Requirement:
Write out all of the data exactly as it appears.

** start Material provided **

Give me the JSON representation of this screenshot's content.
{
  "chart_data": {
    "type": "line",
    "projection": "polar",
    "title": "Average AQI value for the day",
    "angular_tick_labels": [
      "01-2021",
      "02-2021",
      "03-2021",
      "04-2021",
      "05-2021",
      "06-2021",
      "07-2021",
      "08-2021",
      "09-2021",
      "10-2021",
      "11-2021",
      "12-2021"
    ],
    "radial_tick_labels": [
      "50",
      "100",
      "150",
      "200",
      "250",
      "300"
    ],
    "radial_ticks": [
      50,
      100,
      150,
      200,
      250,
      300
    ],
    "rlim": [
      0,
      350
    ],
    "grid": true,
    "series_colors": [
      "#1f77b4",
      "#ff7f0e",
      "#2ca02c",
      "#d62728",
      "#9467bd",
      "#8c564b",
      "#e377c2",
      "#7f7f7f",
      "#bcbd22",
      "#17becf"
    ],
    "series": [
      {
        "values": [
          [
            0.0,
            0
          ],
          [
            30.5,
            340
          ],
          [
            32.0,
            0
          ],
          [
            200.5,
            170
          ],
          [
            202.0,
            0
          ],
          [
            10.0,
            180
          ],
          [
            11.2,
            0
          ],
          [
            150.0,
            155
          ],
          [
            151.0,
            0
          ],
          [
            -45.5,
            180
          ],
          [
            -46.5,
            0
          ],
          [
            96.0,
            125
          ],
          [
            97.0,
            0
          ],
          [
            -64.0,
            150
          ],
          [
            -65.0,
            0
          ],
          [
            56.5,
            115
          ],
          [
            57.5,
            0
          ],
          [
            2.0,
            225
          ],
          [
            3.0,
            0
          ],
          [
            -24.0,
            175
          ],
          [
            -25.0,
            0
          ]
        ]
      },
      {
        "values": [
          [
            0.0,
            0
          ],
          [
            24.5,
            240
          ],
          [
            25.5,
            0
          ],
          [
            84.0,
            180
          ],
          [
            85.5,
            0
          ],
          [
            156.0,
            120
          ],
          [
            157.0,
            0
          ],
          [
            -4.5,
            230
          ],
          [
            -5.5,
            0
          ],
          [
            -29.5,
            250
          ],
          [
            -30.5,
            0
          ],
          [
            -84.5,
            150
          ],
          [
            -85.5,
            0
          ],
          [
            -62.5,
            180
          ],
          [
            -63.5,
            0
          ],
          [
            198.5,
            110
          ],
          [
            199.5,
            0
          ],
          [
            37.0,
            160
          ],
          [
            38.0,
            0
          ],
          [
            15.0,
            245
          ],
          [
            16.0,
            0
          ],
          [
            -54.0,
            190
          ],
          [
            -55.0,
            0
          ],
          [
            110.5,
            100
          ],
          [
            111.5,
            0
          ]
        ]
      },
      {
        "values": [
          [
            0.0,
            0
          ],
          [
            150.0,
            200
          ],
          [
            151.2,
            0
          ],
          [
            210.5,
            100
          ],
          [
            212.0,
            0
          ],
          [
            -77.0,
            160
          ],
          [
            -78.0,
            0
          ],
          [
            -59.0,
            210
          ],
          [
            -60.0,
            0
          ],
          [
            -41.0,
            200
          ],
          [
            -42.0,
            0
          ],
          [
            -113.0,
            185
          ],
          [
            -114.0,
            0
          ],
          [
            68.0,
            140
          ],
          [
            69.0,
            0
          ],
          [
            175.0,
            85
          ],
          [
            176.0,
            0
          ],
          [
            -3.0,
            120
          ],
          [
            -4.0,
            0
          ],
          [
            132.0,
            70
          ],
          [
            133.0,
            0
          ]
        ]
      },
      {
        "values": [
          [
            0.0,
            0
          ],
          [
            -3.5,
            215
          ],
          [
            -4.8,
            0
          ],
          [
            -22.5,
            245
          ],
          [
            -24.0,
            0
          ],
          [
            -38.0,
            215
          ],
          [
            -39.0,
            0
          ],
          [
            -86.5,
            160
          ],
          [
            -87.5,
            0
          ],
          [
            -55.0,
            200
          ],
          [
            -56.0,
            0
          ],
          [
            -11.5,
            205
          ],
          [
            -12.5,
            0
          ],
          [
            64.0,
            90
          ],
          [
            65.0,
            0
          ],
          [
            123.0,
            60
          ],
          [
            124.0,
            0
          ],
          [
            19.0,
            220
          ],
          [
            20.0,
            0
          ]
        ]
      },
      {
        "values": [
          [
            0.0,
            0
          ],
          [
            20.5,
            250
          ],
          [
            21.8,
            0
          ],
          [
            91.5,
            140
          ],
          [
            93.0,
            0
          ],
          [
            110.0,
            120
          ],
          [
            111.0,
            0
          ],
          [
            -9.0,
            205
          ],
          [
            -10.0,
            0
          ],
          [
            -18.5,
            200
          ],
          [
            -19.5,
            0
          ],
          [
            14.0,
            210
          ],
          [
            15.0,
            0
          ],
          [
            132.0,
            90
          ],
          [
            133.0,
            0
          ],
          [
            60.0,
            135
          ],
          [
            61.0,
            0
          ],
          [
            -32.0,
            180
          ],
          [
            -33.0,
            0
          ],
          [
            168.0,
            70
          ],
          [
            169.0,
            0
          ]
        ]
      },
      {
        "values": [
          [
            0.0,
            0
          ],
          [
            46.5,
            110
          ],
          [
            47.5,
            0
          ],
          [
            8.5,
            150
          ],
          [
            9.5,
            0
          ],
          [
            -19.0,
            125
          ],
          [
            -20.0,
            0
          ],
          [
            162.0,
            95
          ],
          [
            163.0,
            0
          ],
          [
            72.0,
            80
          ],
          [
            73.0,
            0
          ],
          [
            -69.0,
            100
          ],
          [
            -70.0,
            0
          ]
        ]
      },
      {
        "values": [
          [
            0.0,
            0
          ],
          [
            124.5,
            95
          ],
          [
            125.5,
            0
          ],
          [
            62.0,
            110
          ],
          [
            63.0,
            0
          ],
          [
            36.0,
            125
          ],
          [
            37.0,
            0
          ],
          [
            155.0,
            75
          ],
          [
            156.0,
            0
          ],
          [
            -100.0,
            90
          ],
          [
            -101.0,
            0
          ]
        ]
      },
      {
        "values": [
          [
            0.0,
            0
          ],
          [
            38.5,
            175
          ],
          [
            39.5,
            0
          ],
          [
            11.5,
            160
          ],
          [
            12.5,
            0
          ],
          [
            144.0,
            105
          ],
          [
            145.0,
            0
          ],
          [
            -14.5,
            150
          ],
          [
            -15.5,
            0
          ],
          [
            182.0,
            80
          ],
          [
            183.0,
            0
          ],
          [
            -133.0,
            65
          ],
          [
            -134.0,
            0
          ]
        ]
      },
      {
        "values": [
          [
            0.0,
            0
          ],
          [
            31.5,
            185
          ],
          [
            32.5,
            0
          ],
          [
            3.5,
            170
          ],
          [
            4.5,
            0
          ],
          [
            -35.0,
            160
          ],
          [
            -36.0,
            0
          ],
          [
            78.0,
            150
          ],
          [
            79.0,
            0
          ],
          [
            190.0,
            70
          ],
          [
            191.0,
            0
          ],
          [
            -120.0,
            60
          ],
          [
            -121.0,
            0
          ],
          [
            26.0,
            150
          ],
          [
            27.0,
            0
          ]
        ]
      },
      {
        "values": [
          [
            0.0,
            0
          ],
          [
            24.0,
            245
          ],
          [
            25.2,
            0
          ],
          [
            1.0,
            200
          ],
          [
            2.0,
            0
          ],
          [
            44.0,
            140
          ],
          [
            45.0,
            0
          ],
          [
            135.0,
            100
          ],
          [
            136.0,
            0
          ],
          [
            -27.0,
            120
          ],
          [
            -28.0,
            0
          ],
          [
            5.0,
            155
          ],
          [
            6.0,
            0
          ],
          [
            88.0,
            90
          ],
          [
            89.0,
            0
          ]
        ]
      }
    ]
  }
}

** end Material provided **

Response to the task:
Give me the JSON representation of this screenshot's content.
{
  "chart_data": {
    "type": "line",
    "projection": "polar",
    "title": "Average AQI value for the day",
    "angular_tick_labels": [
      "01-2021",
      "02-2021",
      "03-2021",
      "04-2021",
      "05-2021",
      "06-2021",
      "07-2021",
      "08-2021",
      "09-2021",
      "10-2021",
      "11-2021",
      "12-2021"
    ],
    "radial_tick_labels": [
      "50",
      "100",
      "150",
      "200",
      "250",
      "300"
    ],
    "radial_ticks": [
      50,
      100,
      150,
      200,
      250,
      300
    ],
    "rlim": [
      0,
      350
    ],
    "grid": true,
    "series_colors": [
      "#1f77b4",
      "#ff7f0e",
      "#2ca02c",
      "#d62728",
      "#9467bd",
      "#8c564b",
      "#e377c2",
      "#7f7f7f",
      "#bcbd22",
      "#17becf"
    ],
    "series": [
      {
        "values": [
          [
            0.0,
            0
          ],
          [
            30.5,
            340
          ],
          [
            32.0,
            0
          ],
          [
            200.5,
            170
          ],
          [
            202.0,
            0
          ],
          [
            10.0,
            180
          ],
          [
            11.2,
            0
          ],
          [
            150.0,
            155
          ],
          [
            151.0,
            0
          ],
          [
            -45.5,
            180
          ],
          [
            -46.5,
            0
          ],
          [
            96.0,
            125
          ],
          [
            97.0,
            0
          ],
          [
            -64.0,
            150
          ],
          [
            -65.0,
            0
          ],
          [
            56.5,
            115
          ],
          [
            57.5,
            0
          ],
          [
            2.0,
            225
          ],
          [
            3.0,
            0
          ],
          [
            -24.0,
            175
          ],
          [
            -25.0,
            0
          ]
        ]
      },
      {
        "values": [
          [
            0.0,
            0
          ],
          [
            24.5,
            240
          ],
          [
            25.5,
            0
          ],
          [
            84.0,
            180
          ],
          [
            85.5,
            0
          ],
          [
            156.0,
            120
          ],
          [
            157.0,
            0
          ],
          [
            -4.5,
            230
          ],
          [
            -5.5,
            0
          ],
          [
            -29.5,
            250
          ],
          [
            -30.5,
            0
          ],
          [
            -84.5,
            150
          ],
          [
            -85.5,
            0
          ],
          [
            -62.5,
            180
          ],
          [
            -63.5,
            0
          ],
          [
            198.5,
            110
          ],
          [
            199.5,
            0
          ],
          [
            37.0,
            160
          ],
          [
            38.0,
            0
          ],
          [
            15.0,
            245
          ],
          [
            16.0,
            0
          ],
          [
            -54.0,
            190
          ],
          [
            -55.0,
            0
          ],
          [
            110.5,
            100
          ],
          [
            111.5,
            0
          ]
        ]
      },
      {
        "values": [
          [
            0.0,
            0
          ],
          [
            150.0,
            200
          ],
          [
            151.2,
            0
          ],
          [
            210.5,
            100
          ],
          [
            212.0,
            0
          ],
          [
            -77.0,
            160
          ],
          [
            -78.0,
            0
          ],
          [
            -59.0,
            210
          ],
          [
            -60.0,
            0
          ],
          [
            -41.0,
            200
          ],
          [
            -42.0,
            0
          ],
          [
            -113.0,
            185
          ],
          [
            -114.0,
            0
          ],
          [
            68.0,
            140
          ],
          [
            69.0,
            0
          ],
          [
            175.0,
            85
          ],
          [
            176.0,
            0
          ],
          [
            -3.0,
            120
          ],
          [
            -4.0,
            0
          ],
          [
            132.0,
            70
          ],
          [
            133.0,
            0
          ]
        ]
      },
      {
        "values": [
          [
            0.0,
            0
          ],
          [
            -3.5,
            215
          ],
          [
            -4.8,
            0
          ],
          [
            -22.5,
            245
          ],
          [
            -24.0,
            0
          ],
          [
            -38.0,
            215
          ],
          [
            -39.0,
            0
          ],
          [
            -86.5,
            160
          ],
          [
            -87.5,
            0
          ],
          [
            -55.0,
            200
          ],
          [
            -56.0,
            0
          ],
          [
            -11.5,
            205
          ],
          [
            -12.5,
            0
          ],
          [
            64.0,
            90
          ],
          [
            65.0,
            0
          ],
          [
            123.0,
            60
          ],
          [
            124.0,
            0
          ],
          [
            19.0,
            220
          ],
          [
            20.0,
            0
          ]
        ]
      },
      {
        "values": [
          [
            0.0,
            0
          ],
          [
            20.5,
            250
          ],
          [
            21.8,
            0
          ],
          [
            91.5,
            140
          ],
          [
            93.0,
            0
          ],
          [
            110.0,
            120
          ],
          [
            111.0,
            0
          ],
          [
            -9.0,
            205
          ],
          [
            -10.0,
            0
          ],
          [
            -18.5,
            200
          ],
          [
            -19.5,
            0
          ],
          [
            14.0,
            210
          ],
          [
            15.0,
            0
          ],
          [
            132.0,
            90
          ],
          [
            133.0,
            0
          ],
          [
            60.0,
            135
          ],
          [
            61.0,
            0
          ],
          [
            -32.0,
            180
          ],
          [
            -33.0,
            0
          ],
          [
            168.0,
            70
          ],
          [
            169.0,
            0
          ]
        ]
      },
      {
        "values": [
          [
            0.0,
            0
          ],
          [
            46.5,
            110
          ],
          [
            47.5,
            0
          ],
          [
            8.5,
            150
          ],
          [
            9.5,
            0
          ],
          [
            -19.0,
            125
          ],
          [
            -20.0,
            0
          ],
          [
            162.0,
            95
          ],
          [
            163.0,
            0
          ],
          [
            72.0,
            80
          ],
          [
            73.0,
            0
          ],
          [
            -69.0,
            100
          ],
          [
            -70.0,
            0
          ]
        ]
      },
      {
        "values": [
          [
            0.0,
            0
          ],
          [
            124.5,
            95
          ],
          [
            125.5,
            0
          ],
          [
            62.0,
            110
          ],
          [
            63.0,
            0
          ],
          [
            36.0,
            125
          ],
          [
            37.0,
            0
          ],
          [
            155.0,
            75
          ],
          [
            156.0,
            0
          ],
          [
            -100.0,
            90
          ],
          [
            -101.0,
            0
          ]
        ]
      },
      {
        "values": [
          [
            0.0,
            0
          ],
          [
            38.5,
            175
          ],
          [
            39.5,
            0
          ],
          [
            11.5,
            160
          ],
          [
            12.5,
            0
          ],
          [
            144.0,
            105
          ],
          [
            145.0,
            0
          ],
          [
            -14.5,
            150
          ],
          [
            -15.5,
            0
          ],
          [
            182.0,
            80
          ],
          [
            183.0,
            0
          ],
          [
            -133.0,
            65
          ],
          [
            -134.0,
            0
          ]
        ]
      },
      {
        "values": [
          [
            0.0,
            0
          ],
          [
            31.5,
            185
          ],
          [
            32.5,
            0
          ],
          [
            3.5,
            170
          ],
          [
            4.5,
            0
          ],
          [
            -35.0,
            160
          ],
          [
            -36.0,
            0
          ],
          [
            78.0,
            150
          ],
          [
            79.0,
            0
          ],
          [
            190.0,
            70
          ],
          [
            191.0,
            0
          ],
          [
            -120.0,
            60
          ],
          [
            -121.0,
            0
          ],
          [
            26.0,
            150
          ],
          [
            27.0,
            0
          ]
        ]
      },
      {
        "values": [
          [
            0.0,
            0
          ],
          [
            24.0,
            245
          ],
          [
            25.2,
            0
          ],
          [
            1.0,
            200
          ],
          [
            2.0,
            0
          ],
          [
            44.0,
            140
          ],
          [
            45.0,
            0
          ],
          [
            135.0,
            100
          ],
          [
            136.0,
            0
          ],
          [
            -27.0,
            120
          ],
          [
            -28.0,
            0
          ],
          [
            5.0,
            155
          ],
          [
            6.0,
            0
          ],
          [
            88.0,
            90
          ],
          [
            89.0,
            0
          ]
        ]
      }
    ]
  }
}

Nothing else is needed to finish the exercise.